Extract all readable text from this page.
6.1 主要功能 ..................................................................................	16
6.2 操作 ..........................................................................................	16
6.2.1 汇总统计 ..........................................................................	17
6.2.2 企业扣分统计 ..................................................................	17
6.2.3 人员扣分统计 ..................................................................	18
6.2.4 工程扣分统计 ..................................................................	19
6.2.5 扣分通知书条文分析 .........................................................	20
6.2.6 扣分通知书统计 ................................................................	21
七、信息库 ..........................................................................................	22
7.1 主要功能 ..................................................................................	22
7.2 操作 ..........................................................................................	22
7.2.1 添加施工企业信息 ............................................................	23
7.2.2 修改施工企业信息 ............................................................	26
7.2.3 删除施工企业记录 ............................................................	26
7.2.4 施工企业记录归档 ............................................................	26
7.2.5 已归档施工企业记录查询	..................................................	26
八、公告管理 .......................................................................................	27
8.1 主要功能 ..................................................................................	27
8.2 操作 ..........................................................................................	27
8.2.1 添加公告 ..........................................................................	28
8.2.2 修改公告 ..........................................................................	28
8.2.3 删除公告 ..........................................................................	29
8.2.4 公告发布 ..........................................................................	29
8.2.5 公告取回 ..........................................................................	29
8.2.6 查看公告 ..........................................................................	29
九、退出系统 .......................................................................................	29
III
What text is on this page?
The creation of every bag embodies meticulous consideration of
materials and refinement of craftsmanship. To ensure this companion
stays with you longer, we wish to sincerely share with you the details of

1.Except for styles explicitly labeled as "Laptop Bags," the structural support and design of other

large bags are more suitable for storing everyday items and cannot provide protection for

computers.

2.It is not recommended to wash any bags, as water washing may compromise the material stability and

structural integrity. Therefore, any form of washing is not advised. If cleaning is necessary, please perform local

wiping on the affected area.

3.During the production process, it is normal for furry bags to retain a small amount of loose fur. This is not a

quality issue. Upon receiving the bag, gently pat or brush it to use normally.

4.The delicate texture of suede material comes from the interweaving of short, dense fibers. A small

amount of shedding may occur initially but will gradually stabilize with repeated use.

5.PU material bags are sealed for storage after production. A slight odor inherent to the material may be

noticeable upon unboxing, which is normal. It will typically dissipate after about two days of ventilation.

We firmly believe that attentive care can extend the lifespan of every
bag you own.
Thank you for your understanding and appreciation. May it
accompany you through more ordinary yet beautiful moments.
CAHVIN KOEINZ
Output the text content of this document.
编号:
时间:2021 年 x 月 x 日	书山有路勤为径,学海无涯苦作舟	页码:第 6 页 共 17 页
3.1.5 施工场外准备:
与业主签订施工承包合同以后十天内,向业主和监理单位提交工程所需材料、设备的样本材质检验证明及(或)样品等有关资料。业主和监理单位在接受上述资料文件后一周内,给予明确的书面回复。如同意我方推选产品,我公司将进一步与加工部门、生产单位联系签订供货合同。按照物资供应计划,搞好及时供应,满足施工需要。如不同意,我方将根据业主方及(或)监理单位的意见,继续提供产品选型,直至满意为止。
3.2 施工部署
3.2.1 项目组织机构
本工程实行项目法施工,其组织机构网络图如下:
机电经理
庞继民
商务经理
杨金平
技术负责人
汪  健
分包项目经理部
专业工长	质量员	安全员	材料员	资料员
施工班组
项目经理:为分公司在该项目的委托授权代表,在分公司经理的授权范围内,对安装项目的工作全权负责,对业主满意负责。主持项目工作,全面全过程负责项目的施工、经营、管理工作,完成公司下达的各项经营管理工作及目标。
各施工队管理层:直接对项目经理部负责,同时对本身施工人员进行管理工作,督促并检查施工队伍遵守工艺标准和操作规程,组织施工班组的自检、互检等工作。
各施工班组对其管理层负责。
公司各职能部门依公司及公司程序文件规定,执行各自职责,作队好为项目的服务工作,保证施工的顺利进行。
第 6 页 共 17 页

* * *

Given problem: Which lines hold the string "amount"? List them all.

Response to the task:
3.During the production process, it is normal for furry bags to retain a small amount of loose fur. This is not a
amount of shedding may occur initially but will gradually stabilize with repeated use.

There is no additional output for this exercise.